WHAT THE TASK ASKS: Please quote the material exactly, every line of it.

INPUT ROWS:
————————

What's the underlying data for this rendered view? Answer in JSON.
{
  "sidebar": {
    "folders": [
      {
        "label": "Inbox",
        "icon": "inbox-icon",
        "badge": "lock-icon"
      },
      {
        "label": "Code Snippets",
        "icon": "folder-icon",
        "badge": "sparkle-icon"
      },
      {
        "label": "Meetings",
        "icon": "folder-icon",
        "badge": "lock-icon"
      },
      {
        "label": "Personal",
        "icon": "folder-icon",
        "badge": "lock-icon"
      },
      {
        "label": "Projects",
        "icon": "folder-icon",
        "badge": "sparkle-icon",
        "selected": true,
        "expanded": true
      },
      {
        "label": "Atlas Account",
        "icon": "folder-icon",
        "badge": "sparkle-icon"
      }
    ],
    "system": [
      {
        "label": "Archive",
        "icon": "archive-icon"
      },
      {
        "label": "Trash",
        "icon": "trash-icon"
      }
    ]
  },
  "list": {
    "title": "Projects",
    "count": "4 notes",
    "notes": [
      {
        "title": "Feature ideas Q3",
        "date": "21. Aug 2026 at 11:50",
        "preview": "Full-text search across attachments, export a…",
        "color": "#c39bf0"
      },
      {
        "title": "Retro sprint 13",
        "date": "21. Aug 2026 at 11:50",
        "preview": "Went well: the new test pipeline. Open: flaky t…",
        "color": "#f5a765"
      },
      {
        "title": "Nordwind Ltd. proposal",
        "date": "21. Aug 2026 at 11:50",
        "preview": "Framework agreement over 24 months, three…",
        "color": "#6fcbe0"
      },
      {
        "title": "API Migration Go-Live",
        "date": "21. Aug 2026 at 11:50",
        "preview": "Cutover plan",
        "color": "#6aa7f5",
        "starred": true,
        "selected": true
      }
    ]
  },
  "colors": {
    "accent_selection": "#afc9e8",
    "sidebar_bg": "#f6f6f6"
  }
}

————————

ANSWER TO THIS TASK:
What's the underlying data for this rendered view? Answer in JSON.
{
  "sidebar": {
    "folders": [
      {
        "label": "Inbox",
        "icon": "inbox-icon",
        "badge": "lock-icon"
      },
      {
        "label": "Code Snippets",
        "icon": "folder-icon",
        "badge": "sparkle-icon"
      },
      {
        "label": "Meetings",
        "icon": "folder-icon",
        "badge": "lock-icon"
      },
      {
        "label": "Personal",
        "icon": "folder-icon",
        "badge": "lock-icon"
      },
      {
        "label": "Projects",
        "icon": "folder-icon",
        "badge": "sparkle-icon",
        "selected": true,
        "expanded": true
      },
      {
        "label": "Atlas Account",
        "icon": "folder-icon",
        "badge": "sparkle-icon"
      }
    ],
    "system": [
      {
        "label": "Archive",
        "icon": "archive-icon"
      },
      {
        "label": "Trash",
        "icon": "trash-icon"
      }
    ]
  },
  "list": {
    "title": "Projects",
    "count": "4 notes",
    "notes": [
      {
        "title": "Feature ideas Q3",
        "date": "21. Aug 2026 at 11:50",
        "preview": "Full-text search across attachments, export a…",
        "color": "#c39bf0"
      },
      {
        "title": "Retro sprint 13",
        "date": "21. Aug 2026 at 11:50",
        "preview": "Went well: the new test pipeline. Open: flaky t…",
        "color": "#f5a765"
      },
      {
        "title": "Nordwind Ltd. proposal",
        "date": "21. Aug 2026 at 11:50",
        "preview": "Framework agreement over 24 months, three…",
        "color": "#6fcbe0"
      },
      {
        "title": "API Migration Go-Live",
        "date": "21. Aug 2026 at 11:50",
        "preview": "Cutover plan",
        "color": "#6aa7f5",
        "starred": true,
        "selected": true
      }
    ]
  },
  "colors": {
    "accent_selection": "#afc9e8",
    "sidebar_bg": "#f6f6f6"
  }
}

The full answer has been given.